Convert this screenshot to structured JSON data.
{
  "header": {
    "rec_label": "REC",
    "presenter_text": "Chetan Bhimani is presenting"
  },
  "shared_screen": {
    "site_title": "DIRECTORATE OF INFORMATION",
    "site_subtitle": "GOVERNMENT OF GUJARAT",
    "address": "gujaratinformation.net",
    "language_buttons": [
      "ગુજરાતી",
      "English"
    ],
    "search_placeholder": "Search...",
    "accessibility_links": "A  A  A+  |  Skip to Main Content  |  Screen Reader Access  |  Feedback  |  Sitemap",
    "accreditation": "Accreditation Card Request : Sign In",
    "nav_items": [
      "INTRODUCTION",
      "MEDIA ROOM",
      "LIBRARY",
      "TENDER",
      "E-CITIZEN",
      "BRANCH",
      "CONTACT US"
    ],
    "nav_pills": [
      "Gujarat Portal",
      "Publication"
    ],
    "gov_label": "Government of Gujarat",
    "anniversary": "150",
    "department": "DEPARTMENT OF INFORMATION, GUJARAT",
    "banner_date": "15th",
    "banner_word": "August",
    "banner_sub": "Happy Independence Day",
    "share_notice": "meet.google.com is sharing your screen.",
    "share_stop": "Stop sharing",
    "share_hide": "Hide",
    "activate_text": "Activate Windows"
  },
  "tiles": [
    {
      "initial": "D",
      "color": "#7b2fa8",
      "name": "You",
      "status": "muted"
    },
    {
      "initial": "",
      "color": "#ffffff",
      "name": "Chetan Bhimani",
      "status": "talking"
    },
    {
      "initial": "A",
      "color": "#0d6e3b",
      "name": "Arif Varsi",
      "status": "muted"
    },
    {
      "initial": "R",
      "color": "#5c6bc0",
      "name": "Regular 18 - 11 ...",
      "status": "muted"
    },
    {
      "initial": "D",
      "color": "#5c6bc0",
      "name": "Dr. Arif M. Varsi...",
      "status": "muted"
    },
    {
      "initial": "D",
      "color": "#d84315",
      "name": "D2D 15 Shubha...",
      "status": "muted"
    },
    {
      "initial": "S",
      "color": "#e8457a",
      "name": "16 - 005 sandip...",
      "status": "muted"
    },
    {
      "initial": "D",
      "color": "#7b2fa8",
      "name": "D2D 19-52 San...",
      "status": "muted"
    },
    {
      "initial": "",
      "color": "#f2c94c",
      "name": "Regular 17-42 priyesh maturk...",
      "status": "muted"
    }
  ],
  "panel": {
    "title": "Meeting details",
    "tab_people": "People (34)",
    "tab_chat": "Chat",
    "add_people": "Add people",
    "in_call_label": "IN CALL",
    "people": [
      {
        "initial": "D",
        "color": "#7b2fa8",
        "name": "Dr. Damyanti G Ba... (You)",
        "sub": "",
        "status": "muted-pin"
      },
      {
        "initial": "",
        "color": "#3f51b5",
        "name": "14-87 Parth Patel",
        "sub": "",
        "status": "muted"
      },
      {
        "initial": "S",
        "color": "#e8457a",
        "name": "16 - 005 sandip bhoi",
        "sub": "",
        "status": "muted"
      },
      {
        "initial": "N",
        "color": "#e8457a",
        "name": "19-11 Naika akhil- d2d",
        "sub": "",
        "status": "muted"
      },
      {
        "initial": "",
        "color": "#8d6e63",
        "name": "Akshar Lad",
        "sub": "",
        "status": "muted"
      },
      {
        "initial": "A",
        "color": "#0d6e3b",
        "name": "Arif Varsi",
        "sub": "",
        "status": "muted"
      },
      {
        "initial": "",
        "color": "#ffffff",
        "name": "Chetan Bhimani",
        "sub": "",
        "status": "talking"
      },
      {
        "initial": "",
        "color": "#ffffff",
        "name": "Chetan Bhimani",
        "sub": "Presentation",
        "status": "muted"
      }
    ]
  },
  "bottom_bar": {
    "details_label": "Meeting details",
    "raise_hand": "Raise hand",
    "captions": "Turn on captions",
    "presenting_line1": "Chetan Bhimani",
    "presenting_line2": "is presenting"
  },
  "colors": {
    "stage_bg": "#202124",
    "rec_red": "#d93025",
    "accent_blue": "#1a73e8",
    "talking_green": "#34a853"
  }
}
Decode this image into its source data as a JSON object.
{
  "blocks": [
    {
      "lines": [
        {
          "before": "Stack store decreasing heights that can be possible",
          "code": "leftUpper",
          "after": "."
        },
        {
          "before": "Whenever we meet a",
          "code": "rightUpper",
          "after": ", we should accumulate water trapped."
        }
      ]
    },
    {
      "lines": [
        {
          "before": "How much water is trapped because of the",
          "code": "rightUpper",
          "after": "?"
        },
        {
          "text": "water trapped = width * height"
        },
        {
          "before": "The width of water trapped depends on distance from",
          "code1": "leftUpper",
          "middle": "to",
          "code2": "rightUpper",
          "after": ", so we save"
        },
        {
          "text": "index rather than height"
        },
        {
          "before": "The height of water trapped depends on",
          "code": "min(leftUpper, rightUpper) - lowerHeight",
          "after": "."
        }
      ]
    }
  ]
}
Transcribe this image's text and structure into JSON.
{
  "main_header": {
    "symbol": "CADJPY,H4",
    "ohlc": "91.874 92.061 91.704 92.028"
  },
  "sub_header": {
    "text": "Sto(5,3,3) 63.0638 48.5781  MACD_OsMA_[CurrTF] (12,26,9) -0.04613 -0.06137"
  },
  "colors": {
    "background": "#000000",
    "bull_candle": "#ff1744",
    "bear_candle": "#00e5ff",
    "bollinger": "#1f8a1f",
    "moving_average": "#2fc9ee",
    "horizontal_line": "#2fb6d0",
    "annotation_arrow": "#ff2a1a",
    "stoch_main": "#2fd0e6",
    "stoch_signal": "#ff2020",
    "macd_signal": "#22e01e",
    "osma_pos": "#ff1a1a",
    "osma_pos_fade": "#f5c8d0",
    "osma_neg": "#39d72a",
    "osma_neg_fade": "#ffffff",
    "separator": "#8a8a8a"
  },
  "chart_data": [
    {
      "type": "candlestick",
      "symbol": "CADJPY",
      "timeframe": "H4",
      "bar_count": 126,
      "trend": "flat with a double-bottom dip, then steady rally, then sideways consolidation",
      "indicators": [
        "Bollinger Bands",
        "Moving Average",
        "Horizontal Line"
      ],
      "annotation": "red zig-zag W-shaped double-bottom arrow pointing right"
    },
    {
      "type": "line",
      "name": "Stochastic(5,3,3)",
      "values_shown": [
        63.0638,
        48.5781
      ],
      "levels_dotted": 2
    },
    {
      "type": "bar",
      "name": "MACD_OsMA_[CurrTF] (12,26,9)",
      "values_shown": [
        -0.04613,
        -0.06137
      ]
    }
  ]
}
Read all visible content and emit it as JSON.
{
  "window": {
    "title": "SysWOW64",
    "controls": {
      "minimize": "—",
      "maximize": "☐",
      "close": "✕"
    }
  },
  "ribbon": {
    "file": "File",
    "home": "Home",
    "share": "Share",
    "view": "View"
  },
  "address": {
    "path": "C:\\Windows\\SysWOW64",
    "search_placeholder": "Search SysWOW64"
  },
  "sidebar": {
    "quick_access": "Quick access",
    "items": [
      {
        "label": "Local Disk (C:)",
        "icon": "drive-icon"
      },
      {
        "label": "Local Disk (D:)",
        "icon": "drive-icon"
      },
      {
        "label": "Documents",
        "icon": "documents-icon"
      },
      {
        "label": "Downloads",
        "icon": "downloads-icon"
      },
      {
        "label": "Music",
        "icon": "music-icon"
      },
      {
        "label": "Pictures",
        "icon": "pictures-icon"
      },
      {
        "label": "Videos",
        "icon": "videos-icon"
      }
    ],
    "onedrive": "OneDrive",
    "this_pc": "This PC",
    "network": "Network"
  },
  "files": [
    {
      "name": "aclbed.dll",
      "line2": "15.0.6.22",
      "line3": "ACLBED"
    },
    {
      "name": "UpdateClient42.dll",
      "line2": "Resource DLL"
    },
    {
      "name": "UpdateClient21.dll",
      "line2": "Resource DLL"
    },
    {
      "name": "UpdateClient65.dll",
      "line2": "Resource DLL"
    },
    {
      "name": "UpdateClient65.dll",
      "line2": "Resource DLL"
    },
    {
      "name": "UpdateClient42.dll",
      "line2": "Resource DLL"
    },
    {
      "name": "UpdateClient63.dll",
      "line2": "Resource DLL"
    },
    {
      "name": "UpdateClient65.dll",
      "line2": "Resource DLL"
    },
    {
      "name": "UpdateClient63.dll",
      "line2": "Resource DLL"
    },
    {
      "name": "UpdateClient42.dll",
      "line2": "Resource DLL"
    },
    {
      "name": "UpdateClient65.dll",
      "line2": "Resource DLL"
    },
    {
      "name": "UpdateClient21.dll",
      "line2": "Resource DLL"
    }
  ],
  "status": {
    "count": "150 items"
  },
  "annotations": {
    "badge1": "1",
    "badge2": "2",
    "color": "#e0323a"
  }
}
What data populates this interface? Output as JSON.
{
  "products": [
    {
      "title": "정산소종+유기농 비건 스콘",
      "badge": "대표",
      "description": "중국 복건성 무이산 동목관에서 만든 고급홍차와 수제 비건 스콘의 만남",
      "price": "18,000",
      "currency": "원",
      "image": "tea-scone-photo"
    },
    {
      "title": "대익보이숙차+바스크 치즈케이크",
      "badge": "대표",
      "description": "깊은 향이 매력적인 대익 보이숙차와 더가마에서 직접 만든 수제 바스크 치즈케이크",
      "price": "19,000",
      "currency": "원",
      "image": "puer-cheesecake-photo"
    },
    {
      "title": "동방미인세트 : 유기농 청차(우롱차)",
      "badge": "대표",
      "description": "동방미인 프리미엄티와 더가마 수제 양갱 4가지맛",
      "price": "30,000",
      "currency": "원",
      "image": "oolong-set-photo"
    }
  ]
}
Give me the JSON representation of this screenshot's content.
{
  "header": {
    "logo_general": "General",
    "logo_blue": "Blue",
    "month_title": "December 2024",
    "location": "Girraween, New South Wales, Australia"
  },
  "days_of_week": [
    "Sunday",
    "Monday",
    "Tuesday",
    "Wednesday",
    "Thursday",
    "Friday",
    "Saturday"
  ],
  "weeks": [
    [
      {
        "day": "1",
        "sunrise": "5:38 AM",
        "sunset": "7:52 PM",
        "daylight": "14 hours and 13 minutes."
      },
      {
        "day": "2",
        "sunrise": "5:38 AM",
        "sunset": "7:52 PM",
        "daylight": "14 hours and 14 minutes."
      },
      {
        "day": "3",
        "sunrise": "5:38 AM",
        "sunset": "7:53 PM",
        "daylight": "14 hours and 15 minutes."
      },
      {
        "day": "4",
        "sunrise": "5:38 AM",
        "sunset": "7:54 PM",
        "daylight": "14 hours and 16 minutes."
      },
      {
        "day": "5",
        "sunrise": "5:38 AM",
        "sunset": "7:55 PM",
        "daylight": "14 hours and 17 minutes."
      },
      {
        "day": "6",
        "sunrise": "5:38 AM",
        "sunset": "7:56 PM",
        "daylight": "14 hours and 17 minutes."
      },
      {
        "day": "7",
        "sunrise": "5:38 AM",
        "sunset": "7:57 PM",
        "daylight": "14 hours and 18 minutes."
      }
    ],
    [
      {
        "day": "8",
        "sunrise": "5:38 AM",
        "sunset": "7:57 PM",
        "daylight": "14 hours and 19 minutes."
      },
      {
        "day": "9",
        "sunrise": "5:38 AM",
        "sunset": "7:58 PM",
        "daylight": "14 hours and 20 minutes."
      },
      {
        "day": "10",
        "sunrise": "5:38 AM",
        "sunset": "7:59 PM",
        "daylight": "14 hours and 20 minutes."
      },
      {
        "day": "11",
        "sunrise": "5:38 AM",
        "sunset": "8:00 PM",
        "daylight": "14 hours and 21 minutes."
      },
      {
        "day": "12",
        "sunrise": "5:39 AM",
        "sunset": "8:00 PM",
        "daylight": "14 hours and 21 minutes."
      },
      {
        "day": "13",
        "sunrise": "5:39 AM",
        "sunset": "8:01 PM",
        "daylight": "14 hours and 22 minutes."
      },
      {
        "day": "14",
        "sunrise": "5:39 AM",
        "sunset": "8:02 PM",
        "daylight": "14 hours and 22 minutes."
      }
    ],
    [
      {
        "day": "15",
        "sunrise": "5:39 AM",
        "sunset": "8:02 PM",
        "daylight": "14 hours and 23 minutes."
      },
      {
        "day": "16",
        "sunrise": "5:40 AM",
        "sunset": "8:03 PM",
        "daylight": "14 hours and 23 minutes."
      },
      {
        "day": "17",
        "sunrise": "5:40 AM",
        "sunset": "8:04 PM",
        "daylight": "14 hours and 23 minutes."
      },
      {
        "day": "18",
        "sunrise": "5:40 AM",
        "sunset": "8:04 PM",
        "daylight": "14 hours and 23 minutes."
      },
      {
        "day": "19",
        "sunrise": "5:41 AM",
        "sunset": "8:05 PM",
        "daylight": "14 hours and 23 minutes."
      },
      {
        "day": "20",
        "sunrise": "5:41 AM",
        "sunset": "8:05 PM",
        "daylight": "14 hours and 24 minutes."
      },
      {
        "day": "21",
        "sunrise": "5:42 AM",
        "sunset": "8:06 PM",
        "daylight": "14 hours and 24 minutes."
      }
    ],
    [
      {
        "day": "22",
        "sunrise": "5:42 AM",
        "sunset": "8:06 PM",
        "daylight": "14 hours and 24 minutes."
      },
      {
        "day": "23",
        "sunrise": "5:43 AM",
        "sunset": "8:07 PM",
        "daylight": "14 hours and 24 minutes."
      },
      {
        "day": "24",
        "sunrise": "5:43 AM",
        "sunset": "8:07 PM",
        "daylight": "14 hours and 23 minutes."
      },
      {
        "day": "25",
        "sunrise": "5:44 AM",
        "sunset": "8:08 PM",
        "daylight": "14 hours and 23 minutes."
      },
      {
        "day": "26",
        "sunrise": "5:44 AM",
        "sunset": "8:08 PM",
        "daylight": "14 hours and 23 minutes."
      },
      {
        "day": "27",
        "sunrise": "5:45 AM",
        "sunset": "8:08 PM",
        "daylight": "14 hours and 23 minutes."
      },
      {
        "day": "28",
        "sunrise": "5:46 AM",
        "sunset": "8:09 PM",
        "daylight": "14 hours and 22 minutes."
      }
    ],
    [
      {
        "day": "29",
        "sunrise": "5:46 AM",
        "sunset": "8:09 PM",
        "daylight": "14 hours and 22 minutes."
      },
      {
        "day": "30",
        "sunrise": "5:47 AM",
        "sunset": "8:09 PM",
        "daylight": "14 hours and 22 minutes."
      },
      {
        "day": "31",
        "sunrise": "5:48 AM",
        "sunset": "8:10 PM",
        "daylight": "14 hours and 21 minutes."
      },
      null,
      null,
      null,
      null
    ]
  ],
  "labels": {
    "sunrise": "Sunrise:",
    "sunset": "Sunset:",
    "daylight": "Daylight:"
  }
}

Description of the task: Say, as a bare number, how many lines in the entries above include the string "Varsi".

Written response: 3